Task directions:
The records below must be duplicated exactly, character for character.

Source material:
* begin *

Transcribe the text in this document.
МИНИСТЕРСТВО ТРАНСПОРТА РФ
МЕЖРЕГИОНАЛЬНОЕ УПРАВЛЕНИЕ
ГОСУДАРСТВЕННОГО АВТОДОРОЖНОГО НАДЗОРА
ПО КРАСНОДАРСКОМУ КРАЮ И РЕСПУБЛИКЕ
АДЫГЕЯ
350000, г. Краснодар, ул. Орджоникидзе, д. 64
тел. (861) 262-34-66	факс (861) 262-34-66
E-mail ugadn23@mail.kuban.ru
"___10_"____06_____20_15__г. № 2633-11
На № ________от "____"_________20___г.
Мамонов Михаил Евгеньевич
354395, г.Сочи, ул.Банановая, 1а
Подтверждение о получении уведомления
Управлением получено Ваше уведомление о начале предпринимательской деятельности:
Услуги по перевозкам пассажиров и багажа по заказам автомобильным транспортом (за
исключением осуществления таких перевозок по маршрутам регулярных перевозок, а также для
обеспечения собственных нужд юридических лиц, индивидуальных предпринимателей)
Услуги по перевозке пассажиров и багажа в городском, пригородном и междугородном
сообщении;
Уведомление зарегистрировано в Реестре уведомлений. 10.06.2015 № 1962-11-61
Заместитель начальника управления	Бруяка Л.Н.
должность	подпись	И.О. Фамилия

* end *

Result of the task:
Transcribe the text in this document.
МИНИСТЕРСТВО ТРАНСПОРТА РФ
МЕЖРЕГИОНАЛЬНОЕ УПРАВЛЕНИЕ
ГОСУДАРСТВЕННОГО АВТОДОРОЖНОГО НАДЗОРА
ПО КРАСНОДАРСКОМУ КРАЮ И РЕСПУБЛИКЕ
АДЫГЕЯ
350000, г. Краснодар, ул. Орджоникидзе, д. 64
тел. (861) 262-34-66	факс (861) 262-34-66
E-mail ugadn23@mail.kuban.ru
"___10_"____06_____20_15__г. № 2633-11
На № ________от "____"_________20___г.
Мамонов Михаил Евгеньевич
354395, г.Сочи, ул.Банановая, 1а
Подтверждение о получении уведомления
Управлением получено Ваше уведомление о начале предпринимательской деятельности:
Услуги по перевозкам пассажиров и багажа по заказам автомобильным транспортом (за
исключением осуществления таких перевозок по маршрутам регулярных перевозок, а также для
обеспечения собственных нужд юридических лиц, индивидуальных предпринимателей)
Услуги по перевозке пассажиров и багажа в городском, пригородном и междугородном
сообщении;
Уведомление зарегистрировано в Реестре уведомлений. 10.06.2015 № 1962-11-61
Заместитель начальника управления	Бруяка Л.Н.
должность	подпись	И.О. Фамилия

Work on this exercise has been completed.